_PROBLEM DESCRIPTION_.
How many lines of the records below contain the word "relative"? Answer with the number alone.

_ITEMS_.

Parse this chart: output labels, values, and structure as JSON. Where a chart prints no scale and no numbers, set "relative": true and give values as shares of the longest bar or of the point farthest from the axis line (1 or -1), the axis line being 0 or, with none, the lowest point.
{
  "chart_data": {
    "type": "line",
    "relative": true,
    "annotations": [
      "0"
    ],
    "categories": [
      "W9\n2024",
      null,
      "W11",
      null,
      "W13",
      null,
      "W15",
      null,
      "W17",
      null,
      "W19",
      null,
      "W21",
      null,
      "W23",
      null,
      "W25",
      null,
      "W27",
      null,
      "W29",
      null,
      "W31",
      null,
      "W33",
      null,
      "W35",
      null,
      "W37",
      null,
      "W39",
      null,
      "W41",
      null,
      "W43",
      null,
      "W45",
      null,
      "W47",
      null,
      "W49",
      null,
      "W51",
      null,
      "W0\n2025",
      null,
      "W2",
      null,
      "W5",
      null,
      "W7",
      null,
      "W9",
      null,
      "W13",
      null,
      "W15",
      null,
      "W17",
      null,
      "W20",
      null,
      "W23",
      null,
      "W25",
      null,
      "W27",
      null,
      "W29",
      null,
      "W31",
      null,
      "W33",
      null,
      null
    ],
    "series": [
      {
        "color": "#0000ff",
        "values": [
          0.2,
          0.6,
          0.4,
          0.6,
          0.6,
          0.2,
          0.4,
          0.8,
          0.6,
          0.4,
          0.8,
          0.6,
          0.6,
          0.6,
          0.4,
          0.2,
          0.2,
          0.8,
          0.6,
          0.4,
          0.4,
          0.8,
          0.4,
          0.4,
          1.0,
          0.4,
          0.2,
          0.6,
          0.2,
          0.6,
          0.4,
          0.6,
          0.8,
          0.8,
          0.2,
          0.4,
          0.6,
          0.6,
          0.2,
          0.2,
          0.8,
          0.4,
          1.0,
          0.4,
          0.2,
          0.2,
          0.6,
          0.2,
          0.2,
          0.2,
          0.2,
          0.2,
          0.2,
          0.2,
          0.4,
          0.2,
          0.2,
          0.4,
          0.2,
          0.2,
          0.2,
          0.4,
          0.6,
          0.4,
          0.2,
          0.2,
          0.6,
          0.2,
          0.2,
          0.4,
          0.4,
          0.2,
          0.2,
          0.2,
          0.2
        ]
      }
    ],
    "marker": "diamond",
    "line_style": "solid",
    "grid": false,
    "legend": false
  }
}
==
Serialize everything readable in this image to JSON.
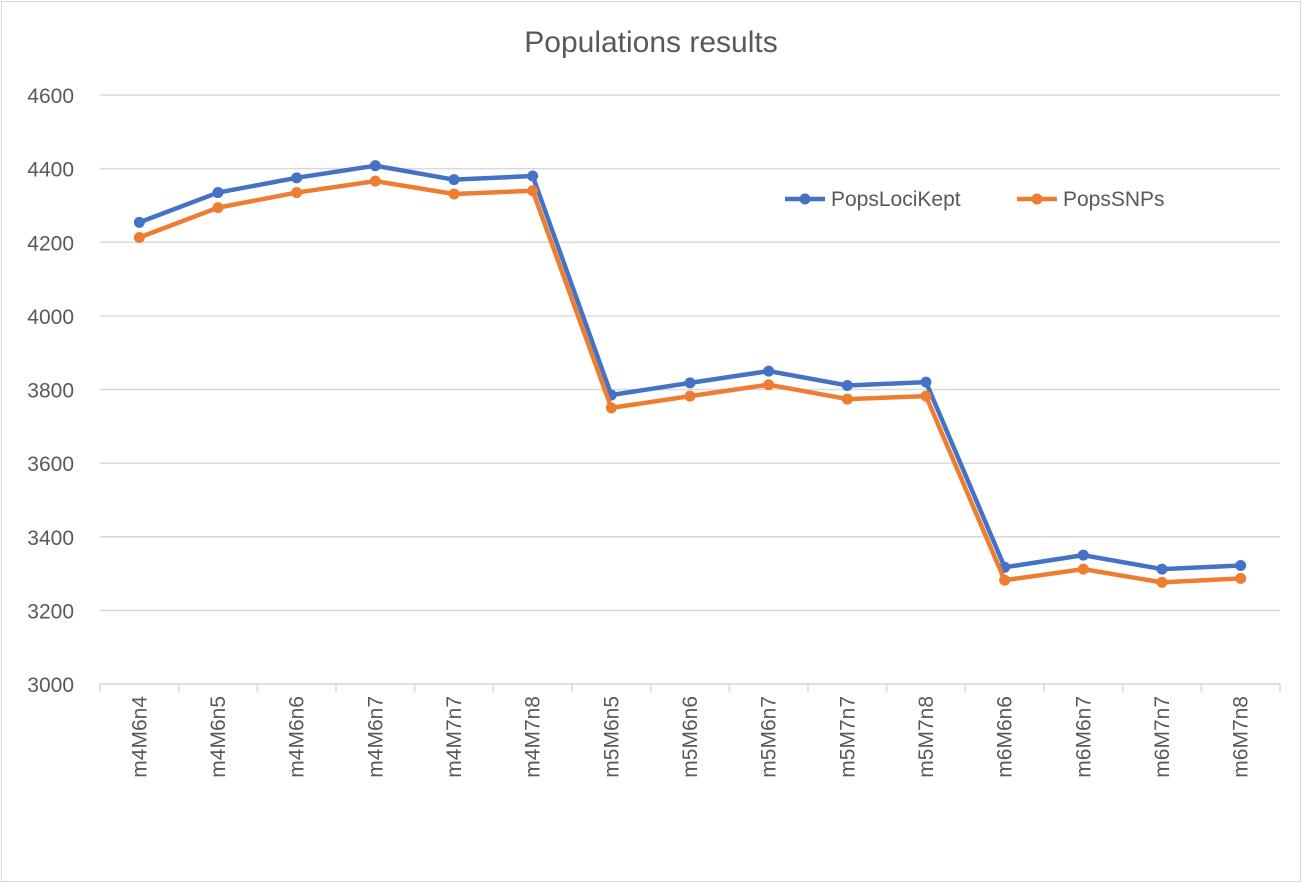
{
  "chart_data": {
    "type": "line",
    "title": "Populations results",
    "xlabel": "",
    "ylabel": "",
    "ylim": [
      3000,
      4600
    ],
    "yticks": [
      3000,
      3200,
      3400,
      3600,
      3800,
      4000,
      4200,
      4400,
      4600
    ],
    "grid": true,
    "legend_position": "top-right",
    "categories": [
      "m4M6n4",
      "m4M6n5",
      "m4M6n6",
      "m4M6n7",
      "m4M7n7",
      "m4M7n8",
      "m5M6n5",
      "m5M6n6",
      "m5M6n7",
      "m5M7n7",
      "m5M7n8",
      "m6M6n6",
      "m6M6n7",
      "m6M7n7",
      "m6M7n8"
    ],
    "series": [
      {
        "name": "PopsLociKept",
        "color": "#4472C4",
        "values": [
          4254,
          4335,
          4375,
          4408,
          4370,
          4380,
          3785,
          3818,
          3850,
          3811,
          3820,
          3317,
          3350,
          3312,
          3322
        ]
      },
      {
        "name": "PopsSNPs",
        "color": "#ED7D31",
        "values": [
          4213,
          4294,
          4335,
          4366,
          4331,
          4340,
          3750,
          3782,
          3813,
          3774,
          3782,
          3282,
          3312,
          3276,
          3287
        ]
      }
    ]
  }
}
* * *
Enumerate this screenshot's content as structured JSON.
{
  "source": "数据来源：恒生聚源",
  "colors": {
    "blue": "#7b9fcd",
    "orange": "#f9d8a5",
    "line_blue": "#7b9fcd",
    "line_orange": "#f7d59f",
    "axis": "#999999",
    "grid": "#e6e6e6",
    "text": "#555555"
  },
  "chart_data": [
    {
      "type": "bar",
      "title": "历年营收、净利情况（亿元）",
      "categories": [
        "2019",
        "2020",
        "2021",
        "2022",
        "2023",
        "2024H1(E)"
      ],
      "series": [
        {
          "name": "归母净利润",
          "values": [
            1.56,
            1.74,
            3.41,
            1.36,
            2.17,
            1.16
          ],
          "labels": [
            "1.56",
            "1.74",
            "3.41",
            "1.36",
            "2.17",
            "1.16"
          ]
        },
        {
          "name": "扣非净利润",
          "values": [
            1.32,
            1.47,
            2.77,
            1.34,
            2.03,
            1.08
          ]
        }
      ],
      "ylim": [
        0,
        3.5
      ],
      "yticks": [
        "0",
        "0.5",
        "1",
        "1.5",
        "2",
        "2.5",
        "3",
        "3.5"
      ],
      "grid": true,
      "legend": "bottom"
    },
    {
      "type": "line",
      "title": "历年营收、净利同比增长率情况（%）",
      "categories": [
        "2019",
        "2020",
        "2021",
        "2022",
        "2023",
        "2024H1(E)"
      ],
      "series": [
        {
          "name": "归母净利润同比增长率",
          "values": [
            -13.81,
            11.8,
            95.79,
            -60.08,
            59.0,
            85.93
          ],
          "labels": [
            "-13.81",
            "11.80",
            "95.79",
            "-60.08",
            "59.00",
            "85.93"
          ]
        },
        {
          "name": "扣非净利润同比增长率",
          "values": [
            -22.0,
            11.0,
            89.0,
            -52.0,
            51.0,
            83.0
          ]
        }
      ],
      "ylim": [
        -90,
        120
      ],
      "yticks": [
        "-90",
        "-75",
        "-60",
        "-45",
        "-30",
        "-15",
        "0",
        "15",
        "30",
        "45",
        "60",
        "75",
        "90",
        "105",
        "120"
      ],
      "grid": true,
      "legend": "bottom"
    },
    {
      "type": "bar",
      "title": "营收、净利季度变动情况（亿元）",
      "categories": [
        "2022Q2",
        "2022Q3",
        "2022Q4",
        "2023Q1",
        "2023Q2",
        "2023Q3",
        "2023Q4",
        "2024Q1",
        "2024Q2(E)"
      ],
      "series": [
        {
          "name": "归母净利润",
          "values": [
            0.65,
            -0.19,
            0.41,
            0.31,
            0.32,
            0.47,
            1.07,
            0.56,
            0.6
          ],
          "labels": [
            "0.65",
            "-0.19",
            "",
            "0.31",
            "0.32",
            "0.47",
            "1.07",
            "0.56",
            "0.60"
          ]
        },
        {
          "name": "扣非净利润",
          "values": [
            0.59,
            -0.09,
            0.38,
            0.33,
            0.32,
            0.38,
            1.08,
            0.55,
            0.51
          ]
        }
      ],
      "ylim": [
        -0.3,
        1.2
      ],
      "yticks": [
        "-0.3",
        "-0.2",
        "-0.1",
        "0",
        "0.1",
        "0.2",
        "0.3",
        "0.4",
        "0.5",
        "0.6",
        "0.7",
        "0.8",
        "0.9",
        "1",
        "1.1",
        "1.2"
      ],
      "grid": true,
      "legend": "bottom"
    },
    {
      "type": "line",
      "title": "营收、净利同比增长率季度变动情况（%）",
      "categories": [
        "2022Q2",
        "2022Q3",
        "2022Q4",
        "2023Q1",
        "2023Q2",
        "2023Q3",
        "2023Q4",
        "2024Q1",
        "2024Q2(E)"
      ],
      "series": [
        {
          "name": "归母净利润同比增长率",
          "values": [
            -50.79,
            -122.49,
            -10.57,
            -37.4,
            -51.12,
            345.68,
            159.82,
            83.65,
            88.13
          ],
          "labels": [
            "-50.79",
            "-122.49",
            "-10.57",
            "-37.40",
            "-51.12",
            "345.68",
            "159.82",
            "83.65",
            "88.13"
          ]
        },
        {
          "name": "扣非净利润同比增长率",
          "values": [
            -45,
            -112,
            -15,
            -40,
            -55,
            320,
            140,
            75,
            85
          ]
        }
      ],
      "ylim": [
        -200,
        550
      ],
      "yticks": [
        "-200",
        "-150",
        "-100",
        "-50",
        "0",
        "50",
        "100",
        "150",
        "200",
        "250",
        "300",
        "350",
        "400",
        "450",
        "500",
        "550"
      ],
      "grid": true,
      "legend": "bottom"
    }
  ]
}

_OUTPUT FOR THIS EXERCISE_.
2